======== Records ========

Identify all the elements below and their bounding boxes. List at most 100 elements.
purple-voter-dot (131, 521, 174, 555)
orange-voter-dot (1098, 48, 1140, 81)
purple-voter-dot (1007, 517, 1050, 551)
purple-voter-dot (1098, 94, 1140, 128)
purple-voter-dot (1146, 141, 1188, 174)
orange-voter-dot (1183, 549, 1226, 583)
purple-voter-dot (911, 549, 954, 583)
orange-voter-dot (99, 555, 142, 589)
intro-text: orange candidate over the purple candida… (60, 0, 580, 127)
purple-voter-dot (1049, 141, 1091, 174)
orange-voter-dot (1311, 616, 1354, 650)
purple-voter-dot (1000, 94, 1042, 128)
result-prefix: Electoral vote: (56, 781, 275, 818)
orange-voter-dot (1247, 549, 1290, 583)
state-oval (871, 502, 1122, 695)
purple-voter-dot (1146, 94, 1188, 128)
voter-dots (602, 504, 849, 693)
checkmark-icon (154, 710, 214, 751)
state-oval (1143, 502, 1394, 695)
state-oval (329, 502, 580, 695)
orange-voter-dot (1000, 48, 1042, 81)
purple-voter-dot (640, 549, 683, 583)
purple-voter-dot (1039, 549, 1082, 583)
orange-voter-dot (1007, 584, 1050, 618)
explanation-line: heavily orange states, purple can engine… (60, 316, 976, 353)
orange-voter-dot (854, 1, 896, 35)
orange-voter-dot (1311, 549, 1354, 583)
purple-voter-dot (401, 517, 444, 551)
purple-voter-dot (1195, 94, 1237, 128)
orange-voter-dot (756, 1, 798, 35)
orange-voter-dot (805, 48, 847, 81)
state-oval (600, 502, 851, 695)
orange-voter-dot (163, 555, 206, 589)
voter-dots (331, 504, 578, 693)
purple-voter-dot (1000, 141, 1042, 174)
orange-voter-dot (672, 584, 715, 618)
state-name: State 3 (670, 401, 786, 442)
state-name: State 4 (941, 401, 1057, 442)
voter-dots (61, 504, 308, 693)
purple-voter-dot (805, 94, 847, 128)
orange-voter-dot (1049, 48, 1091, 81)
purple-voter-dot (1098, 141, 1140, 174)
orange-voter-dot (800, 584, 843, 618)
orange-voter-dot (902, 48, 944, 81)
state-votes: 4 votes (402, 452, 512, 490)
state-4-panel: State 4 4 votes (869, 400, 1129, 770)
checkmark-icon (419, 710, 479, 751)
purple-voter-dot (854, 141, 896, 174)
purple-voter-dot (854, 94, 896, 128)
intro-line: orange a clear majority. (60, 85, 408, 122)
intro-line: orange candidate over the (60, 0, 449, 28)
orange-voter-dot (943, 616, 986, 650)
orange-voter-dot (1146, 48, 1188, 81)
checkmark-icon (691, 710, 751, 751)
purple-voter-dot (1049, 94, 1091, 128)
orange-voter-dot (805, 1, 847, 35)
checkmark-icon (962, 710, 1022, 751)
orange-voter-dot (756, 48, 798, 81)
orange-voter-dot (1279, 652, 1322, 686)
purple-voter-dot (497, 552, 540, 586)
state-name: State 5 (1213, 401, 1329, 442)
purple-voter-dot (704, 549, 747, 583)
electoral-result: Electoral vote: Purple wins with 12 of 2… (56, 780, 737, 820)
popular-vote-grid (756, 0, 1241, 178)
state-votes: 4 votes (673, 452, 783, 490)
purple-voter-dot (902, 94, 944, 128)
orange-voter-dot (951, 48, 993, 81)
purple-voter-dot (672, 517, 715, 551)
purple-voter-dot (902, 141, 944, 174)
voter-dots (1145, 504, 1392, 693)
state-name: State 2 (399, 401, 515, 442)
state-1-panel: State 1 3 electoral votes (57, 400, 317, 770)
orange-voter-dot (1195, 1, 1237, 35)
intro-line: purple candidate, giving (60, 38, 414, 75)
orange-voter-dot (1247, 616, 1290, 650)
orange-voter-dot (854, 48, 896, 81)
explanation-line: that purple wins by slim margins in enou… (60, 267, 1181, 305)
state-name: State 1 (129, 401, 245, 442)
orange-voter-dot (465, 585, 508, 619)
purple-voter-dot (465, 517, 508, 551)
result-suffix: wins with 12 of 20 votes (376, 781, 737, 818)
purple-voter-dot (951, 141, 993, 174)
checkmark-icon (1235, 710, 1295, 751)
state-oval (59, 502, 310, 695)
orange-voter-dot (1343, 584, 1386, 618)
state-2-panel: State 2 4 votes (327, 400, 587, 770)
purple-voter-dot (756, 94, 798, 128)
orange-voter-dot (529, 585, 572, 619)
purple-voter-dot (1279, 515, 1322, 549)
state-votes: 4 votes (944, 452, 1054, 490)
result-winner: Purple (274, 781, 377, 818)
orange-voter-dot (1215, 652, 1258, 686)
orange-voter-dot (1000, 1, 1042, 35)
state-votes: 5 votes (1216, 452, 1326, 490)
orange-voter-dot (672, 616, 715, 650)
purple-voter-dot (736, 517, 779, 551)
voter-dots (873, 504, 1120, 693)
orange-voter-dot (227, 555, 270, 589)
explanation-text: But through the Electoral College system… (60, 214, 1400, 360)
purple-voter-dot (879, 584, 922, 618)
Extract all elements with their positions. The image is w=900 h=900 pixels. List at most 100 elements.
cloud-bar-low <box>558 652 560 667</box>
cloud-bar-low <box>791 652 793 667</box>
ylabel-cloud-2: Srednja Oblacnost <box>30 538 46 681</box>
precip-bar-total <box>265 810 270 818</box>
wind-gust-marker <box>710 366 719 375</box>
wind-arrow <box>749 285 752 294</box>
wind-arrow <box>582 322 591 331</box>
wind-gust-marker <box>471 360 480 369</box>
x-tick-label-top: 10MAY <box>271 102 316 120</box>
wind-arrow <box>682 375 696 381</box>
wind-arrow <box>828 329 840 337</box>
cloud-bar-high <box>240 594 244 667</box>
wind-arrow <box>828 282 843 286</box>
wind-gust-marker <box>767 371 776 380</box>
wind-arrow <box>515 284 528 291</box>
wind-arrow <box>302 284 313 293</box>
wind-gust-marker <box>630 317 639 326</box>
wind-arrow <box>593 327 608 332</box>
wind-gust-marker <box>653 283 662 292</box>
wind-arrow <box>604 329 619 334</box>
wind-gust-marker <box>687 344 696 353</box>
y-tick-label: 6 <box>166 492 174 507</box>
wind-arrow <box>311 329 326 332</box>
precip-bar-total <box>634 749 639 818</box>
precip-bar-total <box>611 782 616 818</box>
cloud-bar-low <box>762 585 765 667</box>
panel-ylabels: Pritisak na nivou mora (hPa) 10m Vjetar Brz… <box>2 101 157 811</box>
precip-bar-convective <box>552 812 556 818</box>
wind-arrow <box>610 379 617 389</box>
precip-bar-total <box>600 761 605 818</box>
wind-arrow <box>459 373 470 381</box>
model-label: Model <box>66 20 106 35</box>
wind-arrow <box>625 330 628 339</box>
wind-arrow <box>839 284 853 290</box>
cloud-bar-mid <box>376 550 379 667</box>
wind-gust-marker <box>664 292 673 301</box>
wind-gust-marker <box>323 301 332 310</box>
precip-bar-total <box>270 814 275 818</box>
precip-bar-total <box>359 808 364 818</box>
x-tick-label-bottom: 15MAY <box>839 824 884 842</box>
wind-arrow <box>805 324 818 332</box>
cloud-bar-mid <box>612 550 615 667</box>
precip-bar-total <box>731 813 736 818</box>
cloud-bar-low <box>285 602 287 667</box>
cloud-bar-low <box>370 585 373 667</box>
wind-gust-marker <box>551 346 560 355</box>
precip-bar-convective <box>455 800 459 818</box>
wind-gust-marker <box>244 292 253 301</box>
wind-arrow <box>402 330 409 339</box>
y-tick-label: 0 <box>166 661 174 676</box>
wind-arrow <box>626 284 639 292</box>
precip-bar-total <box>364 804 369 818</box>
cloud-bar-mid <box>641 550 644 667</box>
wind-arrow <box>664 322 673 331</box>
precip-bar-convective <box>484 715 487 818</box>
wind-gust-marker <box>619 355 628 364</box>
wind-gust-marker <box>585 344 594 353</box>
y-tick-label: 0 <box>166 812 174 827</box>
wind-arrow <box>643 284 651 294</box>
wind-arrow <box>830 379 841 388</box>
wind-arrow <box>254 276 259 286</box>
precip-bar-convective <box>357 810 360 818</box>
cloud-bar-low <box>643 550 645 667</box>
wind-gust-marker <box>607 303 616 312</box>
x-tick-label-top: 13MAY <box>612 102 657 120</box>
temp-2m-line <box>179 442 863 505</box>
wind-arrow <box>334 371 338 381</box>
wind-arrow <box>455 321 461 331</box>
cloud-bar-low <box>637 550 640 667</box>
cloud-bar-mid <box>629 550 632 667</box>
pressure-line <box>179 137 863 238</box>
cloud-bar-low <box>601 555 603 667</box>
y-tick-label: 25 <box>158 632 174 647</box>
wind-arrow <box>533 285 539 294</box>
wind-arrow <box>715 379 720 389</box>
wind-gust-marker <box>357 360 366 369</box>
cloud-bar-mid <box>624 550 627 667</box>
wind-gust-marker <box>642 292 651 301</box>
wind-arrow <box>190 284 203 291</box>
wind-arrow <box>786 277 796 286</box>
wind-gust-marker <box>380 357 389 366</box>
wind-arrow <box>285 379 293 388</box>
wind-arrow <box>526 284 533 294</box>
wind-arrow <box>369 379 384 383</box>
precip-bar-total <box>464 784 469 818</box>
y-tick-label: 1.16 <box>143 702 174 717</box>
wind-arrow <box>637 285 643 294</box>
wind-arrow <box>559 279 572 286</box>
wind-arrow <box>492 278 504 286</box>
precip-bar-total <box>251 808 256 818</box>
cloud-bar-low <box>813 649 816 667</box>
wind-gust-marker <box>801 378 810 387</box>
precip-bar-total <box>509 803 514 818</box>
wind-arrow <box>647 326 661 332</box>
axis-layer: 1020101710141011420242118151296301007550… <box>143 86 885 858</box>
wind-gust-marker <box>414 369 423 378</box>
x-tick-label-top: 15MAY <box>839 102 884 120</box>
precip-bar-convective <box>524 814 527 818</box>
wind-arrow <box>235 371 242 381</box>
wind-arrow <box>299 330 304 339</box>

========

What you are asked to do: Rewrite the rows from the first one through the one containing "purple-voter-dot (1000, 141, 1042, 174)", inclusive, as a Markdown table with the columns No. and Entry. Number each entry in order and leave out any blank lines.

Solution:
| No. | Entry |
|---|---|
| 1 | Identify all the elements below and their bounding boxes. List at most 100 elements. |
| 2 | purple-voter-dot (131, 521, 174, 555) |
| 3 | orange-voter-dot (1098, 48, 1140, 81) |
| 4 | purple-voter-dot (1007, 517, 1050, 551) |
| 5 | purple-voter-dot (1098, 94, 1140, 128) |
| 6 | purple-voter-dot (1146, 141, 1188, 174) |
| 7 | orange-voter-dot (1183, 549, 1226, 583) |
| 8 | purple-voter-dot (911, 549, 954, 583) |
| 9 | orange-voter-dot (99, 555, 142, 589) |
| 10 | intro-text: orange candidate over the purple candida… (60, 0, 580, 127) |
| 11 | purple-voter-dot (1049, 141, 1091, 174) |
| 12 | orange-voter-dot (1311, 616, 1354, 650) |
| 13 | purple-voter-dot (1000, 94, 1042, 128) |
| 14 | result-prefix: Electoral vote: (56, 781, 275, 818) |
| 15 | orange-voter-dot (1247, 549, 1290, 583) |
| 16 | state-oval (871, 502, 1122, 695) |
| 17 | purple-voter-dot (1146, 94, 1188, 128) |
| 18 | voter-dots (602, 504, 849, 693) |
| 19 | checkmark-icon (154, 710, 214, 751) |
| 20 | state-oval (1143, 502, 1394, 695) |
| 21 | state-oval (329, 502, 580, 695) |
| 22 | orange-voter-dot (1000, 48, 1042, 81) |
| 23 | purple-voter-dot (640, 549, 683, 583) |
| 24 | purple-voter-dot (1039, 549, 1082, 583) |
| 25 | orange-voter-dot (1007, 584, 1050, 618) |
| 26 | explanation-line: heavily orange states, purple can engine… (60, 316, 976, 353) |
| 27 | orange-voter-dot (854, 1, 896, 35) |
| 28 | orange-voter-dot (1311, 549, 1354, 583) |
| 29 | purple-voter-dot (401, 517, 444, 551) |
| 30 | purple-voter-dot (1195, 94, 1237, 128) |
| 31 | orange-voter-dot (756, 1, 798, 35) |
| 32 | orange-voter-dot (805, 48, 847, 81) |
| 33 | state-oval (600, 502, 851, 695) |
| 34 | orange-voter-dot (163, 555, 206, 589) |
| 35 | voter-dots (331, 504, 578, 693) |
| 36 | purple-voter-dot (1000, 141, 1042, 174) |